▸ **WHAT YOU HAVE TO DO**
Collect each line of the entries that holds the string "Production".

(Dataset listings of figures)
━━━━━━

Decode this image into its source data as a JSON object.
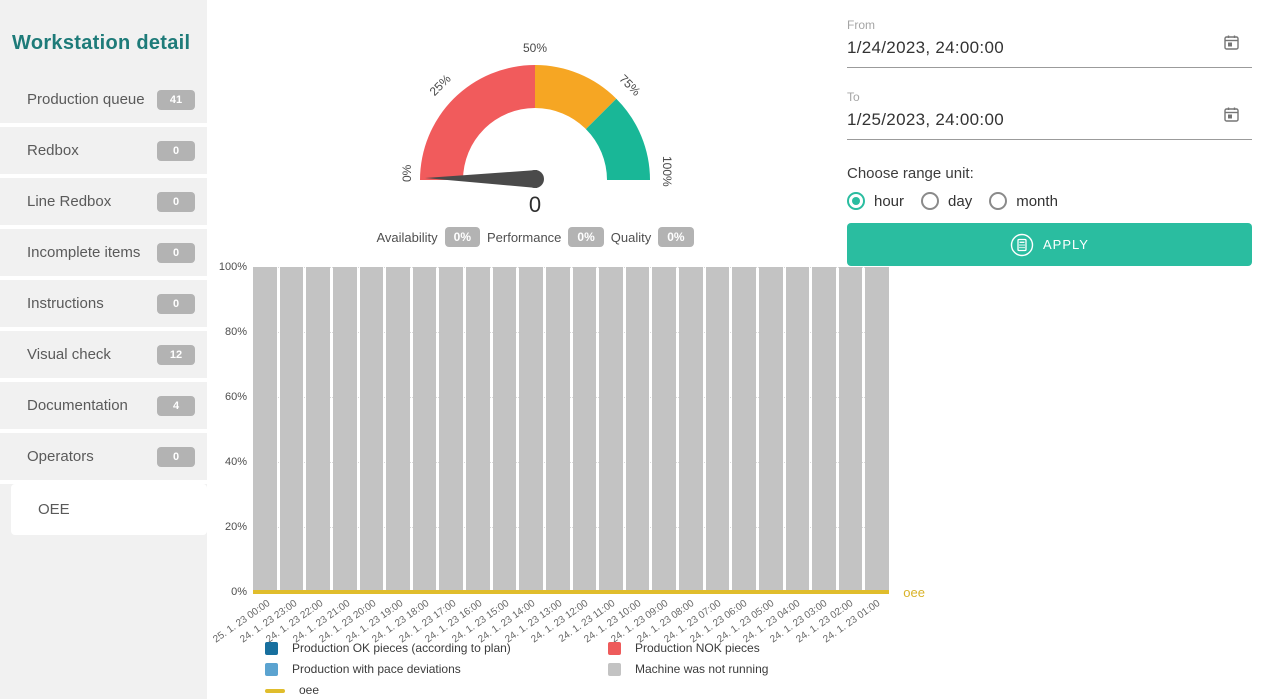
{
  "sidebar": {
    "title": "Workstation detail",
    "items": [
      {
        "label": "Production queue",
        "badge": "41"
      },
      {
        "label": "Redbox",
        "badge": "0"
      },
      {
        "label": "Line Redbox",
        "badge": "0"
      },
      {
        "label": "Incomplete items",
        "badge": "0"
      },
      {
        "label": "Instructions",
        "badge": "0"
      },
      {
        "label": "Visual check",
        "badge": "12"
      },
      {
        "label": "Documentation",
        "badge": "4"
      },
      {
        "label": "Operators",
        "badge": "0"
      },
      {
        "label": "OEE",
        "selected": true
      }
    ]
  },
  "filter": {
    "from": {
      "label": "From",
      "value": "1/24/2023, 24:00:00"
    },
    "to": {
      "label": "To",
      "value": "1/25/2023, 24:00:00"
    },
    "range_unit": {
      "label": "Choose range unit:",
      "options": [
        "hour",
        "day",
        "month"
      ],
      "selected": "hour"
    },
    "apply_label": "APPLY"
  },
  "colors": {
    "accent_teal": "#2abda0",
    "heading_teal": "#1e7b79",
    "badge_gray": "#b3b3b3",
    "needle": "#4a4a4a",
    "oee_line": "#e0bd2c",
    "bar_gray": "#c3c3c3"
  },
  "chart_data": [
    {
      "type": "gauge",
      "title": "OEE gauge",
      "value": 0,
      "value_label": "0",
      "min": 0,
      "max": 100,
      "ticks": [
        "0%",
        "25%",
        "50%",
        "75%",
        "100%"
      ],
      "segments": [
        {
          "from": 0,
          "to": 50,
          "color": "#f15b5c"
        },
        {
          "from": 50,
          "to": 75,
          "color": "#f6a623"
        },
        {
          "from": 75,
          "to": 100,
          "color": "#19b797"
        }
      ],
      "metrics": [
        {
          "label": "Availability",
          "value": "0%"
        },
        {
          "label": "Performance",
          "value": "0%"
        },
        {
          "label": "Quality",
          "value": "0%"
        }
      ]
    },
    {
      "type": "bar",
      "stacked": true,
      "ylim": [
        0,
        100
      ],
      "yticks": [
        "100%",
        "80%",
        "60%",
        "40%",
        "20%",
        "0%"
      ],
      "x": [
        "25. 1. 23 00:00",
        "24. 1. 23 23:00",
        "24. 1. 23 22:00",
        "24. 1. 23 21:00",
        "24. 1. 23 20:00",
        "24. 1. 23 19:00",
        "24. 1. 23 18:00",
        "24. 1. 23 17:00",
        "24. 1. 23 16:00",
        "24. 1. 23 15:00",
        "24. 1. 23 14:00",
        "24. 1. 23 13:00",
        "24. 1. 23 12:00",
        "24. 1. 23 11:00",
        "24. 1. 23 10:00",
        "24. 1. 23 09:00",
        "24. 1. 23 08:00",
        "24. 1. 23 07:00",
        "24. 1. 23 06:00",
        "24. 1. 23 05:00",
        "24. 1. 23 04:00",
        "24. 1. 23 03:00",
        "24. 1. 23 02:00",
        "24. 1. 23 01:00"
      ],
      "series": [
        {
          "name": "Production OK pieces (according to plan)",
          "color": "#176f9e",
          "values": [
            0,
            0,
            0,
            0,
            0,
            0,
            0,
            0,
            0,
            0,
            0,
            0,
            0,
            0,
            0,
            0,
            0,
            0,
            0,
            0,
            0,
            0,
            0,
            0
          ]
        },
        {
          "name": "Production NOK pieces",
          "color": "#ee5b5b",
          "values": [
            0,
            0,
            0,
            0,
            0,
            0,
            0,
            0,
            0,
            0,
            0,
            0,
            0,
            0,
            0,
            0,
            0,
            0,
            0,
            0,
            0,
            0,
            0,
            0
          ]
        },
        {
          "name": "Production with pace deviations",
          "color": "#5ba3d0",
          "values": [
            0,
            0,
            0,
            0,
            0,
            0,
            0,
            0,
            0,
            0,
            0,
            0,
            0,
            0,
            0,
            0,
            0,
            0,
            0,
            0,
            0,
            0,
            0,
            0
          ]
        },
        {
          "name": "Machine was not running",
          "color": "#c3c3c3",
          "values": [
            100,
            100,
            100,
            100,
            100,
            100,
            100,
            100,
            100,
            100,
            100,
            100,
            100,
            100,
            100,
            100,
            100,
            100,
            100,
            100,
            100,
            100,
            100,
            100
          ]
        },
        {
          "name": "oee",
          "type": "line",
          "color": "#e0bd2c",
          "values": [
            0,
            0,
            0,
            0,
            0,
            0,
            0,
            0,
            0,
            0,
            0,
            0,
            0,
            0,
            0,
            0,
            0,
            0,
            0,
            0,
            0,
            0,
            0,
            0
          ]
        }
      ]
    }
  ]
}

━━━━━━

▸ **SOLUTION FOR THIS PROBLEM**
        "label": "Production queue",
          "name": "Production OK pieces (according to plan)",
          "name": "Production NOK pieces",
          "name": "Production with pace deviations",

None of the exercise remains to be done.